▸ **Required task**: Turn the records from the line with "table-row: 净利率 64.18% 51.46% 53.47% 55.03% xyxy=(8,559,826,589)" up to and including the line with "table-row: 净利润 17.78" into a numbered list, leaving out any blank lines.

Data listing
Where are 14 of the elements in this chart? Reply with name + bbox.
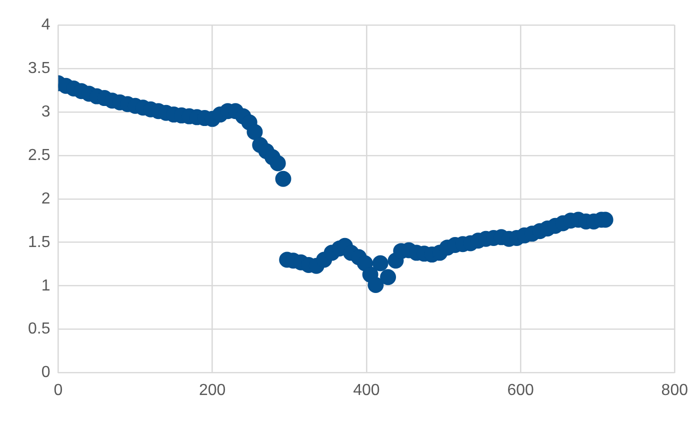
y-tick-label: 0 [41,364,50,382]
y-tick-label: 2.5 [28,146,50,164]
x-tick-label: 600 [507,382,534,399]
y-tick-label: 4 [41,16,50,34]
x-tick-label: 400 [353,382,380,399]
y-tick-label: 0.5 [28,320,50,338]
y-tick-label: 3 [41,103,50,120]
x-tick-label: 0 [54,382,63,399]
y-tick-label: 1 [41,277,50,294]
x-tick-label: 800 [661,382,688,399]
x-tick-label: 200 [198,382,226,399]
y-tick-label: 3.5 [28,60,50,77]
y-tick-label: 2 [41,190,50,208]
y-tick-label: 1.5 [28,234,50,251]
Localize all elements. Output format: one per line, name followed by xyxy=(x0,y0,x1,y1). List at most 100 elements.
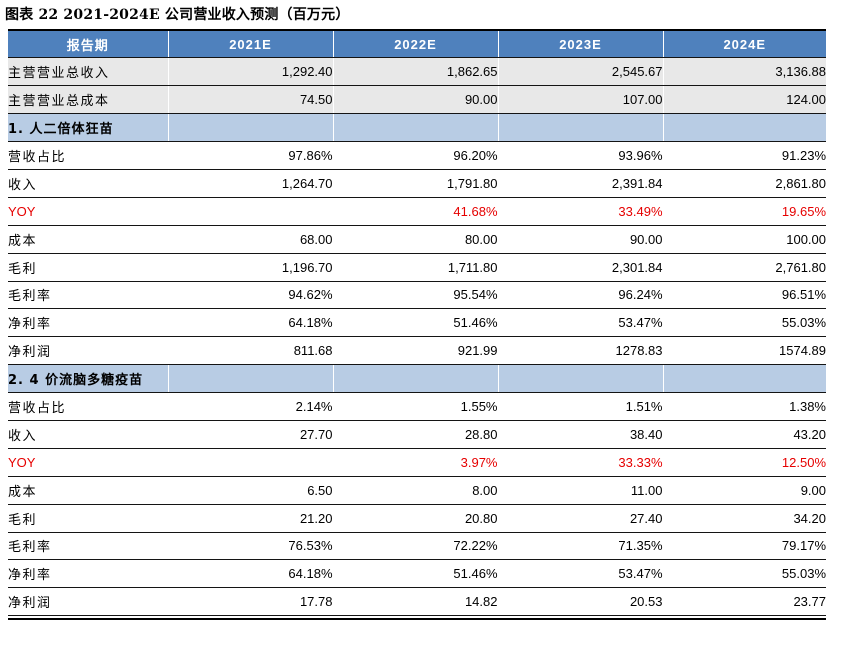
table-row: 净利率 64.18% 51.46% 53.47% 55.03% xyxy=(8,559,826,589)
section-row: 2. 4 价流脑多糖疫苗 xyxy=(8,364,826,394)
value-cell: 1,292.40 xyxy=(167,57,333,87)
value-cell: 27.40 xyxy=(497,504,663,533)
value-cell xyxy=(332,113,498,143)
table-row: 毛利率 94.62% 95.54% 96.24% 96.51% xyxy=(8,281,826,310)
header-cell-2022e: 2022E xyxy=(332,30,498,59)
table-row: YOY 41.68% 33.49% 19.65% xyxy=(8,197,826,226)
value-cell: 55.03% xyxy=(662,559,826,589)
table-row: 净利润 17.78 14.82 20.53 23.77 xyxy=(8,587,826,617)
table-row: 营收占比 97.86% 96.20% 93.96% 91.23% xyxy=(8,141,826,170)
value-cell: 107.00 xyxy=(497,85,663,115)
header-cell-2021e: 2021E xyxy=(167,30,333,59)
value-cell: 34.20 xyxy=(662,504,826,533)
value-cell: 93.96% xyxy=(497,141,663,170)
header-row: 报告期 2021E 2022E 2023E 2024E xyxy=(8,30,826,59)
value-cell: 100.00 xyxy=(662,225,826,254)
value-cell xyxy=(167,364,333,394)
value-cell: 23.77 xyxy=(662,587,826,617)
row-label: 主营营业总成本 xyxy=(8,85,168,115)
value-cell: 12.50% xyxy=(662,448,826,477)
value-cell: 53.47% xyxy=(497,308,663,338)
value-cell: 2,545.67 xyxy=(497,57,663,87)
value-cell: 38.40 xyxy=(497,420,663,449)
table-row: 毛利 21.20 20.80 27.40 34.20 xyxy=(8,504,826,533)
value-cell: 96.24% xyxy=(497,281,663,310)
value-cell: 43.20 xyxy=(662,420,826,449)
report-figure: 图表 22 2021-2024E 公司营业收入预测（百万元） 报告期 2021E 2… xyxy=(5,7,826,621)
table-row: 成本 68.00 80.00 90.00 100.00 xyxy=(8,225,826,254)
value-cell: 90.00 xyxy=(332,85,498,115)
value-cell: 2,301.84 xyxy=(497,253,663,282)
table-bottom-border xyxy=(8,618,826,621)
table-row: 收入 27.70 28.80 38.40 43.20 xyxy=(8,420,826,449)
value-cell: 2,391.84 xyxy=(497,169,663,198)
table-body: 主营营业总收入 1,292.40 1,862.65 2,545.67 3,136.88 主… xyxy=(8,57,826,617)
value-cell: 41.68% xyxy=(332,197,498,226)
value-cell: 51.46% xyxy=(332,308,498,338)
row-label: 净利率 xyxy=(8,559,168,589)
row-label: 收入 xyxy=(8,420,168,449)
value-cell: 20.80 xyxy=(332,504,498,533)
value-cell: 1,264.70 xyxy=(167,169,333,198)
section-row: 1. 人二倍体狂苗 xyxy=(8,113,826,143)
value-cell: 51.46% xyxy=(332,559,498,589)
value-cell: 1278.83 xyxy=(497,336,663,366)
row-label: 主营营业总收入 xyxy=(8,57,168,87)
header-cell-2023e: 2023E xyxy=(497,30,663,59)
value-cell: 19.65% xyxy=(662,197,826,226)
row-label: 净利润 xyxy=(8,587,168,617)
value-cell: 94.62% xyxy=(167,281,333,310)
value-cell xyxy=(497,113,663,143)
value-cell: 20.53 xyxy=(497,587,663,617)
table-row: 成本 6.50 8.00 11.00 9.00 xyxy=(8,476,826,505)
value-cell: 55.03% xyxy=(662,308,826,338)
row-label: 成本 xyxy=(8,225,168,254)
row-label: YOY xyxy=(8,448,168,477)
value-cell: 74.50 xyxy=(167,85,333,115)
value-cell: 96.20% xyxy=(332,141,498,170)
value-cell xyxy=(167,448,333,477)
value-cell xyxy=(662,113,826,143)
table-row: 净利率 64.18% 51.46% 53.47% 55.03% xyxy=(8,308,826,338)
table-row: 毛利 1,196.70 1,711.80 2,301.84 2,761.80 xyxy=(8,253,826,282)
value-cell: 11.00 xyxy=(497,476,663,505)
value-cell xyxy=(662,364,826,394)
value-cell: 1,196.70 xyxy=(167,253,333,282)
value-cell: 1,711.80 xyxy=(332,253,498,282)
table-row: YOY 3.97% 33.33% 12.50% xyxy=(8,448,826,477)
forecast-table: 报告期 2021E 2022E 2023E 2024E 主营营业总收入 1,292.40 1… xyxy=(8,29,826,617)
value-cell: 2,861.80 xyxy=(662,169,826,198)
value-cell: 3,136.88 xyxy=(662,57,826,87)
row-label: 毛利率 xyxy=(8,532,168,561)
table-row: 主营营业总收入 1,292.40 1,862.65 2,545.67 3,136.88 xyxy=(8,57,826,87)
value-cell: 1.38% xyxy=(662,392,826,421)
value-cell: 2.14% xyxy=(167,392,333,421)
value-cell: 124.00 xyxy=(662,85,826,115)
value-cell: 14.82 xyxy=(332,587,498,617)
row-label: 成本 xyxy=(8,476,168,505)
table-row: 营收占比 2.14% 1.55% 1.51% 1.38% xyxy=(8,392,826,421)
value-cell: 90.00 xyxy=(497,225,663,254)
table-row: 主营营业总成本 74.50 90.00 107.00 124.00 xyxy=(8,85,826,115)
value-cell: 21.20 xyxy=(167,504,333,533)
value-cell: 64.18% xyxy=(167,308,333,338)
value-cell: 921.99 xyxy=(332,336,498,366)
header-cell-report-period: 报告期 xyxy=(8,30,168,59)
row-label: 毛利 xyxy=(8,253,168,282)
row-label: 净利润 xyxy=(8,336,168,366)
row-label: 1. 人二倍体狂苗 xyxy=(8,113,168,143)
row-label: 净利率 xyxy=(8,308,168,338)
value-cell: 97.86% xyxy=(167,141,333,170)
row-label: 2. 4 价流脑多糖疫苗 xyxy=(8,364,168,394)
value-cell: 2,761.80 xyxy=(662,253,826,282)
value-cell: 95.54% xyxy=(332,281,498,310)
value-cell: 53.47% xyxy=(497,559,663,589)
value-cell xyxy=(332,364,498,394)
value-cell: 6.50 xyxy=(167,476,333,505)
value-cell: 91.23% xyxy=(662,141,826,170)
value-cell: 17.78 xyxy=(167,587,333,617)
value-cell: 28.80 xyxy=(332,420,498,449)
value-cell: 9.00 xyxy=(662,476,826,505)
value-cell: 72.22% xyxy=(332,532,498,561)
row-label: 毛利 xyxy=(8,504,168,533)
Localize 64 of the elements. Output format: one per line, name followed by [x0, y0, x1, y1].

▸ **Task solution**:
1. table-row: 净利率 64.18% 51.46% 53.47% 55.03% xyxy=(8,559,826,589)
2. section-row: 2. 4 价流脑多糖疫苗 xyxy=(8,364,826,394)
3. value-cell: 1,292.40 xyxy=(167,57,333,87)
4. value-cell: 27.40 xyxy=(497,504,663,533)
5. value-cell xyxy=(332,113,498,143)
6. table-row: 毛利率 94.62% 95.54% 96.24% 96.51% xyxy=(8,281,826,310)
7. header-cell-2022e: 2022E xyxy=(332,30,498,59)
8. table-row: YOY 41.68% 33.49% 19.65% xyxy=(8,197,826,226)
9. value-cell: 55.03% xyxy=(662,559,826,589)
10. table-row: 净利润 17.78 14.82 20.53 23.77 xyxy=(8,587,826,617)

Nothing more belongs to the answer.